## TASK DATA
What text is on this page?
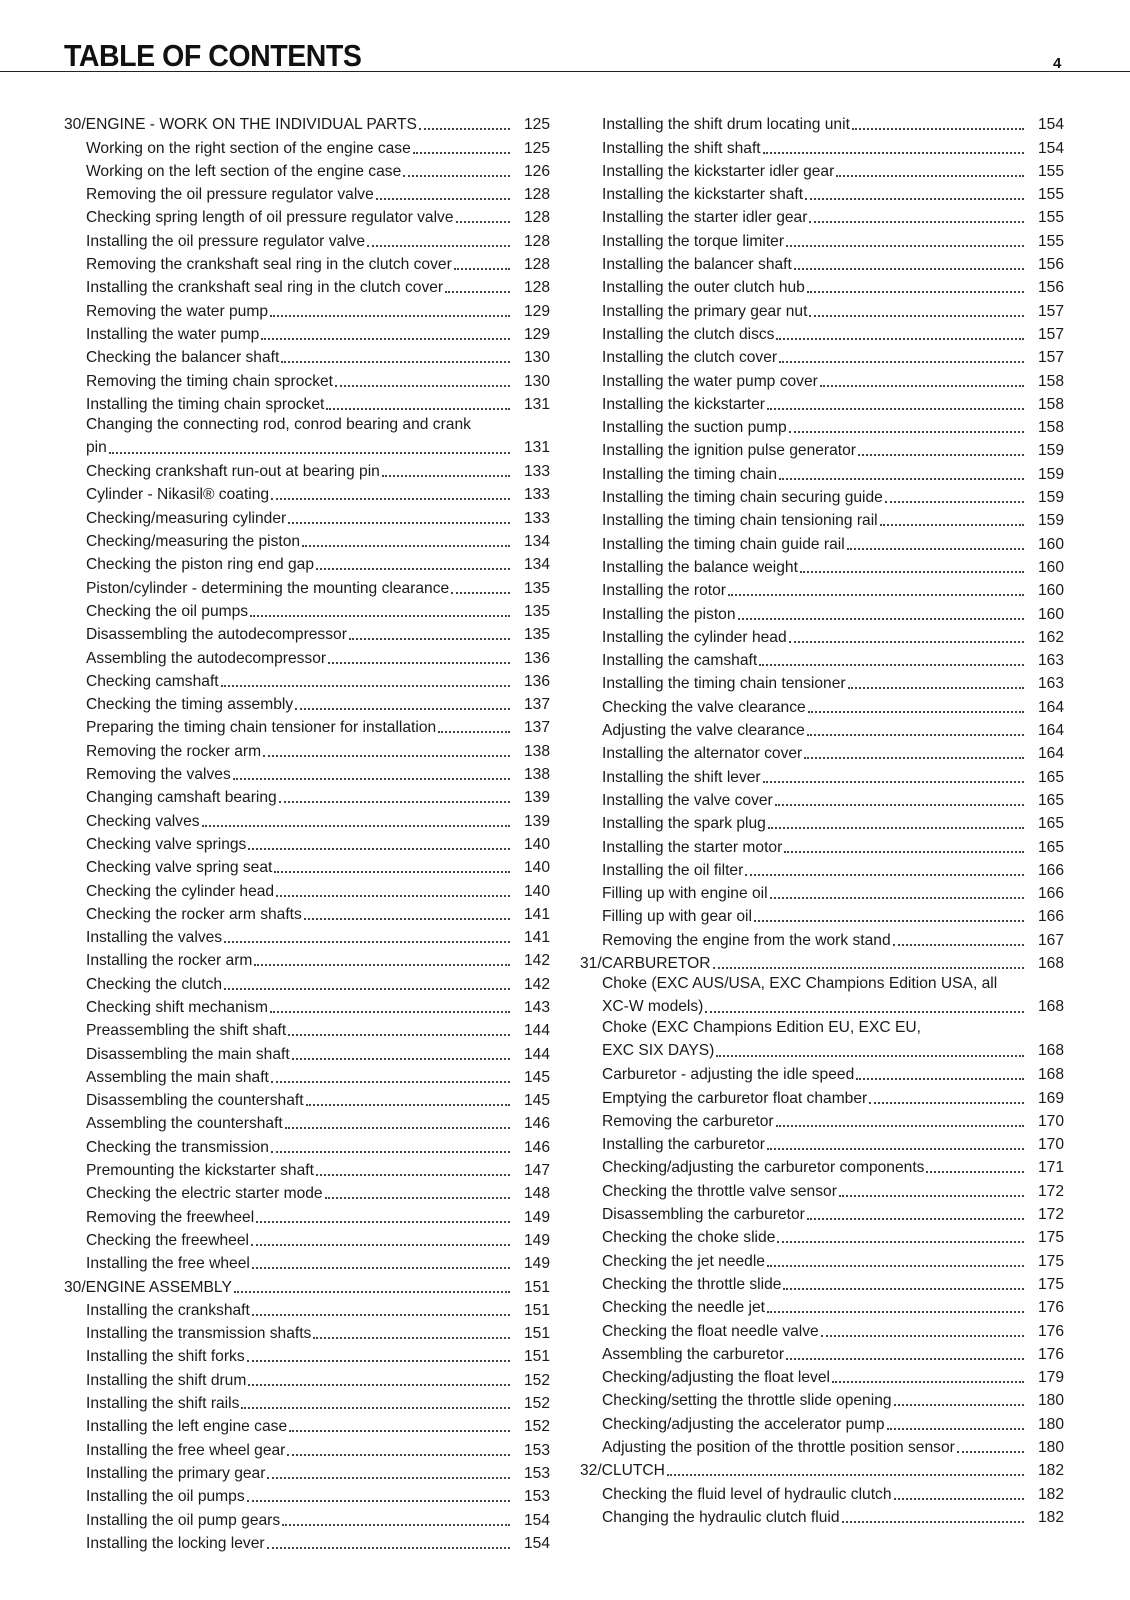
TABLE OF CONTENTS	4
30/ENGINE - WORK ON THE INDIVIDUAL PARTS	125
Working on the right section of the engine case	125
Working on the left section of the engine case	126
Removing the oil pressure regulator valve	128
Checking spring length of oil pressure regulator valve	128
Installing the oil pressure regulator valve	128
Removing the crankshaft seal ring in the clutch cover	128
Installing the crankshaft seal ring in the clutch cover	128
Removing the water pump	129
Installing the water pump	129
Checking the balancer shaft	130
Removing the timing chain sprocket	130
Installing the timing chain sprocket	131
Changing the connecting rod, conrod bearing and crank
pin	131
Checking crankshaft run-out at bearing pin	133
Cylinder - Nikasil® coating	133
Checking/measuring cylinder	133
Checking/measuring the piston	134
Checking the piston ring end gap	134
Piston/cylinder - determining the mounting clearance	135
Checking the oil pumps	135
Disassembling the autodecompressor	135
Assembling the autodecompressor	136
Checking camshaft	136
Checking the timing assembly	137
Preparing the timing chain tensioner for installation	137
Removing the rocker arm	138
Removing the valves	138
Changing camshaft bearing	139
Checking valves	139
Checking valve springs	140
Checking valve spring seat	140
Checking the cylinder head	140
Checking the rocker arm shafts	141
Installing the valves	141
Installing the rocker arm	142
Checking the clutch	142
Checking shift mechanism	143
Preassembling the shift shaft	144
Disassembling the main shaft	144
Assembling the main shaft	145
Disassembling the countershaft	145
Assembling the countershaft	146
Checking the transmission	146
Premounting the kickstarter shaft	147
Checking the electric starter mode	148
Removing the freewheel	149
Checking the freewheel	149
Installing the free wheel	149
30/ENGINE ASSEMBLY	151
Installing the crankshaft	151
Installing the transmission shafts	151
Installing the shift forks	151
Installing the shift drum	152
Installing the shift rails	152
Installing the left engine case	152
Installing the free wheel gear	153
Installing the primary gear	153
Installing the oil pumps	153
Installing the oil pump gears	154
Installing the locking lever	154
Installing the shift drum locating unit	154
Installing the shift shaft	154
Installing the kickstarter idler gear	155
Installing the kickstarter shaft	155
Installing the starter idler gear	155
Installing the torque limiter	155
Installing the balancer shaft	156
Installing the outer clutch hub	156
Installing the primary gear nut	157
Installing the clutch discs	157
Installing the clutch cover	157
Installing the water pump cover	158
Installing the kickstarter	158
Installing the suction pump	158
Installing the ignition pulse generator	159
Installing the timing chain	159
Installing the timing chain securing guide	159
Installing the timing chain tensioning rail	159
Installing the timing chain guide rail	160
Installing the balance weight	160
Installing the rotor	160
Installing the piston	160
Installing the cylinder head	162
Installing the camshaft	163
Installing the timing chain tensioner	163
Checking the valve clearance	164
Adjusting the valve clearance	164
Installing the alternator cover	164
Installing the shift lever	165
Installing the valve cover	165
Installing the spark plug	165
Installing the starter motor	165
Installing the oil filter	166
Filling up with engine oil	166
Filling up with gear oil	166
Removing the engine from the work stand	167
31/CARBURETOR	168
Choke (EXC AUS/USA, EXC Champions Edition USA, all
XC-W models)	168
Choke (EXC Champions Edition EU, EXC EU,
EXC SIX DAYS)	168
Carburetor - adjusting the idle speed	168
Emptying the carburetor float chamber	169
Removing the carburetor	170
Installing the carburetor	170
Checking/adjusting the carburetor components	171
Checking the throttle valve sensor	172
Disassembling the carburetor	172
Checking the choke slide	175
Checking the jet needle	175
Checking the throttle slide	175
Checking the needle jet	176
Checking the float needle valve	176
Assembling the carburetor	176
Checking/adjusting the float level	179
Checking/setting the throttle slide opening	180
Checking/adjusting the accelerator pump	180
Adjusting the position of the throttle position sensor	180
32/CLUTCH	182
Checking the fluid level of hydraulic clutch	182
Changing the hydraulic clutch fluid	182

## THE TASK
From the records given above, copy all lines containing "kickstarter".

## ANSWER IN FULL
Premounting the kickstarter shaft	147
Installing the kickstarter idler gear	155
Installing the kickstarter shaft	155
Installing the kickstarter	158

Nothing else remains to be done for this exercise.